GOAL OF THE EXERCISE |
Where a line contains the word "this", copy that line in full.
# # # # # # #
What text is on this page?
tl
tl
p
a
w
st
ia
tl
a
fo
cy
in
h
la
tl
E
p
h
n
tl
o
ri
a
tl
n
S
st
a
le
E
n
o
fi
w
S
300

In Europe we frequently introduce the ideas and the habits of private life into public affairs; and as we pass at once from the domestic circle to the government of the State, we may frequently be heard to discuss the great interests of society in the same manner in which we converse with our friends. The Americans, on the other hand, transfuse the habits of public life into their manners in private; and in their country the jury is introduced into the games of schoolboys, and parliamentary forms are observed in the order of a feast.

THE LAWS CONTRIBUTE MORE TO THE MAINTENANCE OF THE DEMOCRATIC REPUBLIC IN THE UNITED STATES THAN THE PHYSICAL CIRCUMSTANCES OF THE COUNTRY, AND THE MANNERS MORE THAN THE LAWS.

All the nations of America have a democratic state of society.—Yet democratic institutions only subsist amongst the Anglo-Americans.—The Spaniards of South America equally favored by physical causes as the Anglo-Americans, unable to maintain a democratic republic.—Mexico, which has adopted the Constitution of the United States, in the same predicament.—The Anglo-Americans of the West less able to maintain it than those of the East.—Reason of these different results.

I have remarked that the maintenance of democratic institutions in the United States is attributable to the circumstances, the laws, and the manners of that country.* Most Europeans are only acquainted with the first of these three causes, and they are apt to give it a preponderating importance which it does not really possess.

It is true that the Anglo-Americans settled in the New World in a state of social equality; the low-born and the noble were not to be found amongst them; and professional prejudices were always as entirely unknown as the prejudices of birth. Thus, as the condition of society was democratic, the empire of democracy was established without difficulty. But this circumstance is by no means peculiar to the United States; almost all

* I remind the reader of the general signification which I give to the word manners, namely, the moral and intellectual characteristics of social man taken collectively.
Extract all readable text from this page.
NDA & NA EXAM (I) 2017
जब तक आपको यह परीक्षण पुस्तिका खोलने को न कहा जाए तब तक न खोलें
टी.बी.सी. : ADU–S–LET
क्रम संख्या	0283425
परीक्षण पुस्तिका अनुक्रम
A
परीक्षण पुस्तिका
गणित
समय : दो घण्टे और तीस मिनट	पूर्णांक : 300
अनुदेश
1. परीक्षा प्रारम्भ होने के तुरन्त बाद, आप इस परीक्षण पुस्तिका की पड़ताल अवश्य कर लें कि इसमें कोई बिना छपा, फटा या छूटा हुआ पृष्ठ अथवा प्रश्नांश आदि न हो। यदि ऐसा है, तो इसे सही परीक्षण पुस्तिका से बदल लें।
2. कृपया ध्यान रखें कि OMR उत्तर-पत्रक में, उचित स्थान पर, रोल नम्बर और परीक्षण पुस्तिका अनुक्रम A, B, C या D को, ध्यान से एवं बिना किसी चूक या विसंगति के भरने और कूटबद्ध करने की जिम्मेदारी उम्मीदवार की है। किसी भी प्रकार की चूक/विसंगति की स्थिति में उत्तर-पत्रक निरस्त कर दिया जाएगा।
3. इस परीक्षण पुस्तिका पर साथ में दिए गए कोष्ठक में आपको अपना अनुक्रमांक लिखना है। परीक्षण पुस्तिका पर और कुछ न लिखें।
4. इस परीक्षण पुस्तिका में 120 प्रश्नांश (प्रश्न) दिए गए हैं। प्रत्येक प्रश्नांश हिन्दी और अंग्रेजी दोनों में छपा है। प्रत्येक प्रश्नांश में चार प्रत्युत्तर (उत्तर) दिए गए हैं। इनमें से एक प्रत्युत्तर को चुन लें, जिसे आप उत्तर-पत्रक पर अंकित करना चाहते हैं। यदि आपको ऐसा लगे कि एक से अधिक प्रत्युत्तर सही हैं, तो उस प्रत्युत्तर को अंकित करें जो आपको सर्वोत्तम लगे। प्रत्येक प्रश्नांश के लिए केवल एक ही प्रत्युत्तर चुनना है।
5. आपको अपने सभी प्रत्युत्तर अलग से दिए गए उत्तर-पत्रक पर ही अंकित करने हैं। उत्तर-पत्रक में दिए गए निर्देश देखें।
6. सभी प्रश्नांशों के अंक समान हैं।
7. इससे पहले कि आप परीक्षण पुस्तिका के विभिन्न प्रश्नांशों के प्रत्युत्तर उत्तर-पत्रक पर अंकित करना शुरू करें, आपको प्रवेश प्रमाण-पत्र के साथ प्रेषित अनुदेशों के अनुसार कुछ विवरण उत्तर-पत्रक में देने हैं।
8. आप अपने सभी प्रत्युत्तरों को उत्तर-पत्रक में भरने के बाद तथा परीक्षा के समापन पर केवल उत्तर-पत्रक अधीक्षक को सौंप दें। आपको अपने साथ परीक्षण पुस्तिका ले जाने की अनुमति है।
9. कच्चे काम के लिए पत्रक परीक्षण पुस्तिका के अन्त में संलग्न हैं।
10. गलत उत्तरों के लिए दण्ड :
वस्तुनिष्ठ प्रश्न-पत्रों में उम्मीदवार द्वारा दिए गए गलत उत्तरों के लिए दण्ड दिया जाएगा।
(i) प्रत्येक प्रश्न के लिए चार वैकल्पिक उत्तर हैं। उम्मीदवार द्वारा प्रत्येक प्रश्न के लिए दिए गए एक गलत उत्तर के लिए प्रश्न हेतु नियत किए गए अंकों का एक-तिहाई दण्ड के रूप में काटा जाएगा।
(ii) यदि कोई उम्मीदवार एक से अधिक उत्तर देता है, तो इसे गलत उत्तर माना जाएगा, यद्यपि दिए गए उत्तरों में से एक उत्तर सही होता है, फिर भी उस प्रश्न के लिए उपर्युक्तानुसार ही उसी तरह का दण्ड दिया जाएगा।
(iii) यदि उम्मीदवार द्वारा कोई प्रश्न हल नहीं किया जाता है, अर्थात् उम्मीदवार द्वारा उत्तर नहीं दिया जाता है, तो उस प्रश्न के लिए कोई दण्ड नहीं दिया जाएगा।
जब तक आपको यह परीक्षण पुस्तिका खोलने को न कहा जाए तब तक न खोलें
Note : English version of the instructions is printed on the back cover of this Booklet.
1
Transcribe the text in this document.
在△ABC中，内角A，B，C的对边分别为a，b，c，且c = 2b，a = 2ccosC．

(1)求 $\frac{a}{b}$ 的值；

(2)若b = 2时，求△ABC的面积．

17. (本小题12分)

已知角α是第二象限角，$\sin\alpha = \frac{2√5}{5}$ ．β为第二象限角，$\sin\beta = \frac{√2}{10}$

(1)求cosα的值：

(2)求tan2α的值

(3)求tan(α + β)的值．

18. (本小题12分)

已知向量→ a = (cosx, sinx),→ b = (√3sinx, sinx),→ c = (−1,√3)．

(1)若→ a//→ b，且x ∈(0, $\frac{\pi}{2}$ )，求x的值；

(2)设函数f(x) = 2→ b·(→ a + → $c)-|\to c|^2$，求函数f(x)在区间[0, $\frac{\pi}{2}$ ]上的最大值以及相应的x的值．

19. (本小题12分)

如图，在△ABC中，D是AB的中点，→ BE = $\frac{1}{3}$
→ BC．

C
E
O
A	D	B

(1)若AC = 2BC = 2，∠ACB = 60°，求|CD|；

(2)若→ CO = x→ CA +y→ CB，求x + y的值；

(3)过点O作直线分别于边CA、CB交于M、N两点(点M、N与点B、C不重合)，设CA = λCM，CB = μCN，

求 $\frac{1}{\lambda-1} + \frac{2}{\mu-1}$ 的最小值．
# # # # # # #
SOLUTION BELOW |
What text is on this page?
It is true that the Anglo-Americans settled in the New World in a state of social equality; the low-born and the noble were not to be found amongst them; and professional prejudices were always as entirely unknown as the prejudices of birth. Thus, as the condition of society was democratic, the empire of democracy was established without difficulty. But this circumstance is by no means peculiar to the United States; almost all
Extract all readable text from this page.
Note : English version of the instructions is printed on the back cover of this Booklet.
Transcribe the text in this document.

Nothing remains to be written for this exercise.